**TASK INSTRUCTIONS:**
Write out the records below once more, exactly as they stand.
## BEGIN
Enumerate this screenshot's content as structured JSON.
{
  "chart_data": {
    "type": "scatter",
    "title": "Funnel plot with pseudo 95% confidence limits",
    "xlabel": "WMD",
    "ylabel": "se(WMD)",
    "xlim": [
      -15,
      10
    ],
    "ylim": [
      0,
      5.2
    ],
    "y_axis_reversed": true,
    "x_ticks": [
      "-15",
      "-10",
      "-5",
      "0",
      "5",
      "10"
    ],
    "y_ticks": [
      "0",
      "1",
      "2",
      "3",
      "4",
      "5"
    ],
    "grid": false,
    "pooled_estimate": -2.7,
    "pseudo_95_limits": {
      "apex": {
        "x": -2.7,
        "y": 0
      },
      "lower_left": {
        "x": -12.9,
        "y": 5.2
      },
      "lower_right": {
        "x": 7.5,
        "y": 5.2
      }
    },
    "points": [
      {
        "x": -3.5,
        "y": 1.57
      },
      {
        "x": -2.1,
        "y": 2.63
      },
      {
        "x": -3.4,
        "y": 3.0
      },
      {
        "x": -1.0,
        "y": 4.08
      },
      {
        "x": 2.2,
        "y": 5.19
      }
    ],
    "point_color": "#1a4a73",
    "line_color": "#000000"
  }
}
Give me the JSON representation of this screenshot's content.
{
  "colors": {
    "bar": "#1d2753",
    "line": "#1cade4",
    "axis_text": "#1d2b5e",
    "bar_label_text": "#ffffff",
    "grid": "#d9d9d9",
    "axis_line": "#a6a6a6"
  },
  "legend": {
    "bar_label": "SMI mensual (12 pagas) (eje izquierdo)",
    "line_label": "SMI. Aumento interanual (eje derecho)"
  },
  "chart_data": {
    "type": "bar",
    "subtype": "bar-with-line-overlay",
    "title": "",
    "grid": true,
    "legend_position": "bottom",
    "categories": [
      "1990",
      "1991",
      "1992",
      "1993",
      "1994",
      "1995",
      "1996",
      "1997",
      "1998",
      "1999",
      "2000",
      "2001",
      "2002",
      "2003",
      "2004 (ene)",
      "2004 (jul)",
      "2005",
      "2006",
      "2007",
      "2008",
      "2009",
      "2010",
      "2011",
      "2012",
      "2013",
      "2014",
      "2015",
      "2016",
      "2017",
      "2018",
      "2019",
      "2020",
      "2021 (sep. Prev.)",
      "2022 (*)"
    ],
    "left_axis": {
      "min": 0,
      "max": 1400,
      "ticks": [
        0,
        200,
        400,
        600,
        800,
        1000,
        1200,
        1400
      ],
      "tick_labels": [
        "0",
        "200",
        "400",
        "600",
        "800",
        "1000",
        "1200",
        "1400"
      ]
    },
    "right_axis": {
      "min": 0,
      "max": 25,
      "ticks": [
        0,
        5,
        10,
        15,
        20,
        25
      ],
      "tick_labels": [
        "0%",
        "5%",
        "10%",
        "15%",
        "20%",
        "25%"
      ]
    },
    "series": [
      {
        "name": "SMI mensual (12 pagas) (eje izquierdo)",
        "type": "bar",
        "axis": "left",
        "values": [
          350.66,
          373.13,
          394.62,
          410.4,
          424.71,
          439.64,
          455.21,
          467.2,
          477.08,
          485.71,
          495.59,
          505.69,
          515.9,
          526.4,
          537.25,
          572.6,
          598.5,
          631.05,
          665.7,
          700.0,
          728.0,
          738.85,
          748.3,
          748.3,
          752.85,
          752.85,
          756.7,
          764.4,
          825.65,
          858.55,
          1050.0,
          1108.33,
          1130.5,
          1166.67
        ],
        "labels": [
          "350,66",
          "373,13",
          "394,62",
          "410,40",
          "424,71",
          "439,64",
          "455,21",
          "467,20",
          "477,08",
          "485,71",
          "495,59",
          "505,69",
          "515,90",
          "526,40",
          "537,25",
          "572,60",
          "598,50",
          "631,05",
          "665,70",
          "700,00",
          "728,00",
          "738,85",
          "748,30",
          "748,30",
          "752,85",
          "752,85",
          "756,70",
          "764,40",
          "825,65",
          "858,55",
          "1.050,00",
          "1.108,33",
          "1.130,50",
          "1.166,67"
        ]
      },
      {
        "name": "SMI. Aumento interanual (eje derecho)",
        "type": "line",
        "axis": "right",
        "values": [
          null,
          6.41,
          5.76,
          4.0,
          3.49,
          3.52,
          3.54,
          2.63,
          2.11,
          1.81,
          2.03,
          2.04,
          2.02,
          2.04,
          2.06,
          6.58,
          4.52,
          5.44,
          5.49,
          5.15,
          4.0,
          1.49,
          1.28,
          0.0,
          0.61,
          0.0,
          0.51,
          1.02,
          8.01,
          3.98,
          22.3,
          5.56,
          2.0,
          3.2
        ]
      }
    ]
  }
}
## END
**ANSWER TO THIS EXERCISE:**
Enumerate this screenshot's content as structured JSON.
{
  "chart_data": {
    "type": "scatter",
    "title": "Funnel plot with pseudo 95% confidence limits",
    "xlabel": "WMD",
    "ylabel": "se(WMD)",
    "xlim": [
      -15,
      10
    ],
    "ylim": [
      0,
      5.2
    ],
    "y_axis_reversed": true,
    "x_ticks": [
      "-15",
      "-10",
      "-5",
      "0",
      "5",
      "10"
    ],
    "y_ticks": [
      "0",
      "1",
      "2",
      "3",
      "4",
      "5"
    ],
    "grid": false,
    "pooled_estimate": -2.7,
    "pseudo_95_limits": {
      "apex": {
        "x": -2.7,
        "y": 0
      },
      "lower_left": {
        "x": -12.9,
        "y": 5.2
      },
      "lower_right": {
        "x": 7.5,
        "y": 5.2
      }
    },
    "points": [
      {
        "x": -3.5,
        "y": 1.57
      },
      {
        "x": -2.1,
        "y": 2.63
      },
      {
        "x": -3.4,
        "y": 3.0
      },
      {
        "x": -1.0,
        "y": 4.08
      },
      {
        "x": 2.2,
        "y": 5.19
      }
    ],
    "point_color": "#1a4a73",
    "line_color": "#000000"
  }
}
Give me the JSON representation of this screenshot's content.
{
  "colors": {
    "bar": "#1d2753",
    "line": "#1cade4",
    "axis_text": "#1d2b5e",
    "bar_label_text": "#ffffff",
    "grid": "#d9d9d9",
    "axis_line": "#a6a6a6"
  },
  "legend": {
    "bar_label": "SMI mensual (12 pagas) (eje izquierdo)",
    "line_label": "SMI. Aumento interanual (eje derecho)"
  },
  "chart_data": {
    "type": "bar",
    "subtype": "bar-with-line-overlay",
    "title": "",
    "grid": true,
    "legend_position": "bottom",
    "categories": [
      "1990",
      "1991",
      "1992",
      "1993",
      "1994",
      "1995",
      "1996",
      "1997",
      "1998",
      "1999",
      "2000",
      "2001",
      "2002",
      "2003",
      "2004 (ene)",
      "2004 (jul)",
      "2005",
      "2006",
      "2007",
      "2008",
      "2009",
      "2010",
      "2011",
      "2012",
      "2013",
      "2014",
      "2015",
      "2016",
      "2017",
      "2018",
      "2019",
      "2020",
      "2021 (sep. Prev.)",
      "2022 (*)"
    ],
    "left_axis": {
      "min": 0,
      "max": 1400,
      "ticks": [
        0,
        200,
        400,
        600,
        800,
        1000,
        1200,
        1400
      ],
      "tick_labels": [
        "0",
        "200",
        "400",
        "600",
        "800",
        "1000",
        "1200",
        "1400"
      ]
    },
    "right_axis": {
      "min": 0,
      "max": 25,
      "ticks": [
        0,
        5,
        10,
        15,
        20,
        25
      ],
      "tick_labels": [
        "0%",
        "5%",
        "10%",
        "15%",
        "20%",
        "25%"
      ]
    },
    "series": [
      {
        "name": "SMI mensual (12 pagas) (eje izquierdo)",
        "type": "bar",
        "axis": "left",
        "values": [
          350.66,
          373.13,
          394.62,
          410.4,
          424.71,
          439.64,
          455.21,
          467.2,
          477.08,
          485.71,
          495.59,
          505.69,
          515.9,
          526.4,
          537.25,
          572.6,
          598.5,
          631.05,
          665.7,
          700.0,
          728.0,
          738.85,
          748.3,
          748.3,
          752.85,
          752.85,
          756.7,
          764.4,
          825.65,
          858.55,
          1050.0,
          1108.33,
          1130.5,
          1166.67
        ],
        "labels": [
          "350,66",
          "373,13",
          "394,62",
          "410,40",
          "424,71",
          "439,64",
          "455,21",
          "467,20",
          "477,08",
          "485,71",
          "495,59",
          "505,69",
          "515,90",
          "526,40",
          "537,25",
          "572,60",
          "598,50",
          "631,05",
          "665,70",
          "700,00",
          "728,00",
          "738,85",
          "748,30",
          "748,30",
          "752,85",
          "752,85",
          "756,70",
          "764,40",
          "825,65",
          "858,55",
          "1.050,00",
          "1.108,33",
          "1.130,50",
          "1.166,67"
        ]
      },
      {
        "name": "SMI. Aumento interanual (eje derecho)",
        "type": "line",
        "axis": "right",
        "values": [
          null,
          6.41,
          5.76,
          4.0,
          3.49,
          3.52,
          3.54,
          2.63,
          2.11,
          1.81,
          2.03,
          2.04,
          2.02,
          2.04,
          2.06,
          6.58,
          4.52,
          5.44,
          5.49,
          5.15,
          4.0,
          1.49,
          1.28,
          0.0,
          0.61,
          0.0,
          0.51,
          1.02,
          8.01,
          3.98,
          22.3,
          5.56,
          2.0,
          3.2
        ]
      }
    ]
  }
}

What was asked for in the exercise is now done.